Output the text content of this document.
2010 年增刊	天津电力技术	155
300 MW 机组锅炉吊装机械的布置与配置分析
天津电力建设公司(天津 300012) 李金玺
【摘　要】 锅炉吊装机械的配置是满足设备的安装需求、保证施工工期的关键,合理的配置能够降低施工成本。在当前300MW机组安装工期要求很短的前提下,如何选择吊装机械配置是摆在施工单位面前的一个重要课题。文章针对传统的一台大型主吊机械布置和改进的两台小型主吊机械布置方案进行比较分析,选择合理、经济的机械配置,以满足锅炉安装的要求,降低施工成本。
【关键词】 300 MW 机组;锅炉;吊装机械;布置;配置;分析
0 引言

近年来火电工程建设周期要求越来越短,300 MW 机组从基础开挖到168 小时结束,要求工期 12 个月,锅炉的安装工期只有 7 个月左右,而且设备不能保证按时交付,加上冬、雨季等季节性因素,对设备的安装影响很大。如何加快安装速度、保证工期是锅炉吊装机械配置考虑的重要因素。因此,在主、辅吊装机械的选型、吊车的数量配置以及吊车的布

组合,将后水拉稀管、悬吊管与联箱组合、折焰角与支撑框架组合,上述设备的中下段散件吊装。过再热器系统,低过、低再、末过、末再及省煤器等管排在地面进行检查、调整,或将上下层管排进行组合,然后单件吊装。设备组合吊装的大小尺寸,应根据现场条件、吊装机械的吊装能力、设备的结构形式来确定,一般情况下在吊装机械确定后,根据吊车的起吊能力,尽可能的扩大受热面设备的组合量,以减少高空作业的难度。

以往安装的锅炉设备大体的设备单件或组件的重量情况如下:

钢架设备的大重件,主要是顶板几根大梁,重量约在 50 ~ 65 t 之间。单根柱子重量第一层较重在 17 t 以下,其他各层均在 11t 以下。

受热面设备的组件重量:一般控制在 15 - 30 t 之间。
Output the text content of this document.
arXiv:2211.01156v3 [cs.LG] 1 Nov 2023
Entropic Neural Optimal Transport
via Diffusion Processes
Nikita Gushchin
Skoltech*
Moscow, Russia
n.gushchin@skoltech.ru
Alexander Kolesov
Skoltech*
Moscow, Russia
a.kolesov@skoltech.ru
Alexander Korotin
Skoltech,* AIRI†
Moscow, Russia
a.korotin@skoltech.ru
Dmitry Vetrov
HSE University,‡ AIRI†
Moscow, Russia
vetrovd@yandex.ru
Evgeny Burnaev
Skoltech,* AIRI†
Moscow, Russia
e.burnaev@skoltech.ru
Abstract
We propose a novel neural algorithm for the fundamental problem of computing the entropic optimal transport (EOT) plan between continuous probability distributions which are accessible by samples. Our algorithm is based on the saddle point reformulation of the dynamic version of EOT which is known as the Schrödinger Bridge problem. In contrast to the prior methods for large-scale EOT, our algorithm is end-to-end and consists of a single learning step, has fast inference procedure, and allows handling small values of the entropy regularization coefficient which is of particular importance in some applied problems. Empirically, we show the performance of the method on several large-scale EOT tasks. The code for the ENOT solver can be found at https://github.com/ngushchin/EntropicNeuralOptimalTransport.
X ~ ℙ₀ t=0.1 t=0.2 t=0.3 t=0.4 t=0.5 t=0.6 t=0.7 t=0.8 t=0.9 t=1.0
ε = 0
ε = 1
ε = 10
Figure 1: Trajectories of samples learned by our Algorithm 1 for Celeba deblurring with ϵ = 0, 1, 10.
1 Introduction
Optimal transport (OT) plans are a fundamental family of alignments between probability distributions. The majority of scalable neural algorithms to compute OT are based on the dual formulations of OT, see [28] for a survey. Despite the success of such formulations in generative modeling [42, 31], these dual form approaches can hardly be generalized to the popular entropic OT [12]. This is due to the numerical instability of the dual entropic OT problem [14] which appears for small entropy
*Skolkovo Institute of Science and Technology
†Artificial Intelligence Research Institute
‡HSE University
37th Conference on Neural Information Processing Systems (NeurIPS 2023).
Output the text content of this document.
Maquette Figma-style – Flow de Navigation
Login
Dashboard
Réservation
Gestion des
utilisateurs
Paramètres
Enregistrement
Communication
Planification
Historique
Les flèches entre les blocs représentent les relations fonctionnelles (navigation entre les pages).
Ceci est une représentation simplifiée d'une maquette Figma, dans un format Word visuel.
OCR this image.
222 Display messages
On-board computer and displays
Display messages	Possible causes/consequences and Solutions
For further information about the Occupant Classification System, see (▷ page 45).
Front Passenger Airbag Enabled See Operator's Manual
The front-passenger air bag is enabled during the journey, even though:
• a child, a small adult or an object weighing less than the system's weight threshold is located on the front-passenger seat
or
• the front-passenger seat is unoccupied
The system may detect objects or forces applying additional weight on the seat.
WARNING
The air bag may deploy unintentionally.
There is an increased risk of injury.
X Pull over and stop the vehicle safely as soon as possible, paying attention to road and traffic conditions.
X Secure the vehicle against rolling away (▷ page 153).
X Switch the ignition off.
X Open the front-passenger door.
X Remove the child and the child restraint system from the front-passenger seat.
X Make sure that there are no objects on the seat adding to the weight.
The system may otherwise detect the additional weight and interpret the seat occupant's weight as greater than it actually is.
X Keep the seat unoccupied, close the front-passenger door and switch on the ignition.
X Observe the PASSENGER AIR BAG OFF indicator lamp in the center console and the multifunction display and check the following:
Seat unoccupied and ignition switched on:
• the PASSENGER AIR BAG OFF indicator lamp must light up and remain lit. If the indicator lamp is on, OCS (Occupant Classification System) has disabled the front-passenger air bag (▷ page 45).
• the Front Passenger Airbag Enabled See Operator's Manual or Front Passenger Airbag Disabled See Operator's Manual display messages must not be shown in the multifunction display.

• OBJECTIVE:
Show each line of the data that contains the string "indicator".

• THE RESULT:
X Observe the PASSENGER AIR BAG OFF indicator lamp in the center console and the multifunction display and check the following:
• the PASSENGER AIR BAG OFF indicator lamp must light up and remain lit. If the indicator lamp is on, OCS (Occupant Classification System) has disabled the front-passenger air bag (▷ page 45).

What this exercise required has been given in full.